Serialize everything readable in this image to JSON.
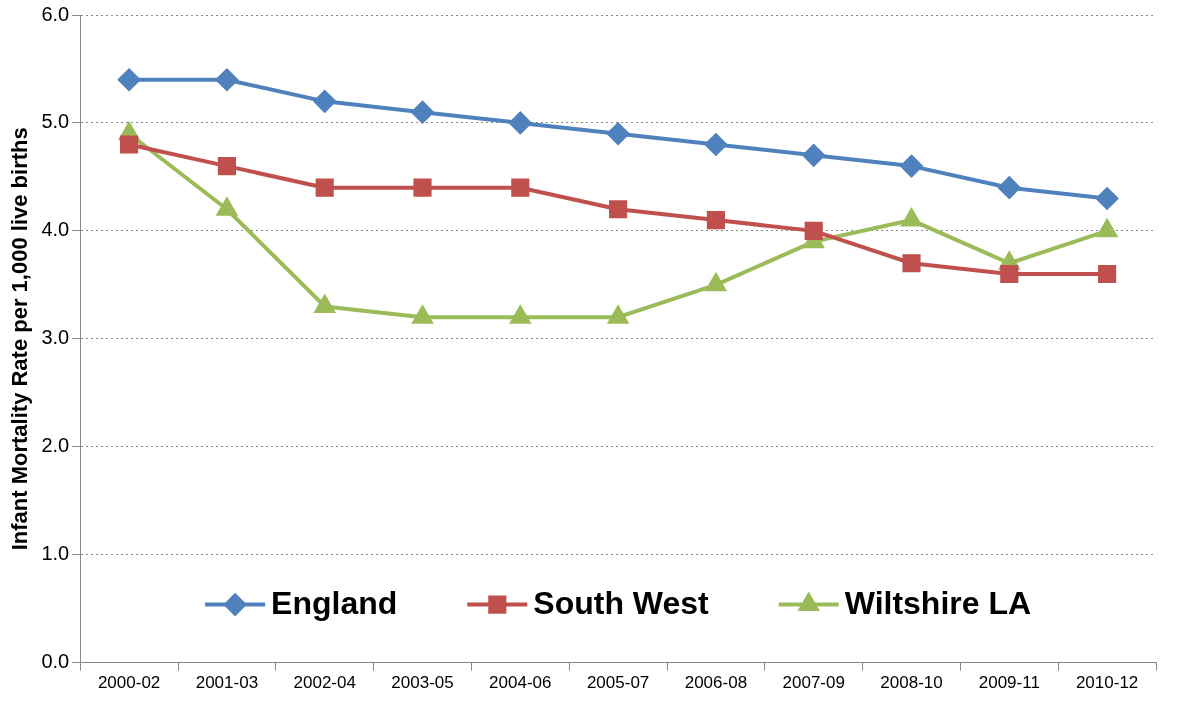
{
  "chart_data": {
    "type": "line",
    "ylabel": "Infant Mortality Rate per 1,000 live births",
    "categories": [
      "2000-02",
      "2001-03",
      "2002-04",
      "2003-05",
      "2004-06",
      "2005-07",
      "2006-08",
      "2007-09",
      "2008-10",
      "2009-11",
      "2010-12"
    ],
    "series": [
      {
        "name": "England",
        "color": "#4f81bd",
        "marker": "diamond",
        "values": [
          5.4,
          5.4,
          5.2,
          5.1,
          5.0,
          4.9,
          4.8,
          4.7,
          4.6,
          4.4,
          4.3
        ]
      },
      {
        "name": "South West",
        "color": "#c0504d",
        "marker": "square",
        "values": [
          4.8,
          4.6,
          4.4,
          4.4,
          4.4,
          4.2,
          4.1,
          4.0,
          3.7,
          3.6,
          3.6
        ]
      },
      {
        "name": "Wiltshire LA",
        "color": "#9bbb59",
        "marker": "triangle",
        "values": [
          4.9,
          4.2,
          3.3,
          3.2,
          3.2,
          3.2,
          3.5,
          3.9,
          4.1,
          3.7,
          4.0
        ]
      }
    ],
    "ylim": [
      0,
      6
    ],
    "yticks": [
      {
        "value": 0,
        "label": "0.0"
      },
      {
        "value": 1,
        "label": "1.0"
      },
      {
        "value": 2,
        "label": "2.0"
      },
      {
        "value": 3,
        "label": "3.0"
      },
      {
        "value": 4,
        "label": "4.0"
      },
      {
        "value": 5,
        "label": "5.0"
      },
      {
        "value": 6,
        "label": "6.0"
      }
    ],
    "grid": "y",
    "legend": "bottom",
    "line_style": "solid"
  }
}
++++
_Work required_
Exclude the pictures. Write out the remaining data exactly.

_Exercise result_
Serialize everything readable in this image to JSON.
{
  "chart_data": {
    "type": "line",
    "ylabel": "Infant Mortality Rate per 1,000 live births",
    "categories": [
      "2000-02",
      "2001-03",
      "2002-04",
      "2003-05",
      "2004-06",
      "2005-07",
      "2006-08",
      "2007-09",
      "2008-10",
      "2009-11",
      "2010-12"
    ],
    "series": [
      {
        "name": "England",
        "color": "#4f81bd",
        "marker": "diamond",
        "values": [
          5.4,
          5.4,
          5.2,
          5.1,
          5.0,
          4.9,
          4.8,
          4.7,
          4.6,
          4.4,
          4.3
        ]
      },
      {
        "name": "South West",
        "color": "#c0504d",
        "marker": "square",
        "values": [
          4.8,
          4.6,
          4.4,
          4.4,
          4.4,
          4.2,
          4.1,
          4.0,
          3.7,
          3.6,
          3.6
        ]
      },
      {
        "name": "Wiltshire LA",
        "color": "#9bbb59",
        "marker": "triangle",
        "values": [
          4.9,
          4.2,
          3.3,
          3.2,
          3.2,
          3.2,
          3.5,
          3.9,
          4.1,
          3.7,
          4.0
        ]
      }
    ],
    "ylim": [
      0,
      6
    ],
    "yticks": [
      {
        "value": 0,
        "label": "0.0"
      },
      {
        "value": 1,
        "label": "1.0"
      },
      {
        "value": 2,
        "label": "2.0"
      },
      {
        "value": 3,
        "label": "3.0"
      },
      {
        "value": 4,
        "label": "4.0"
      },
      {
        "value": 5,
        "label": "5.0"
      },
      {
        "value": 6,
        "label": "6.0"
      }
    ],
    "grid": "y",
    "legend": "bottom",
    "line_style": "solid"
  }
}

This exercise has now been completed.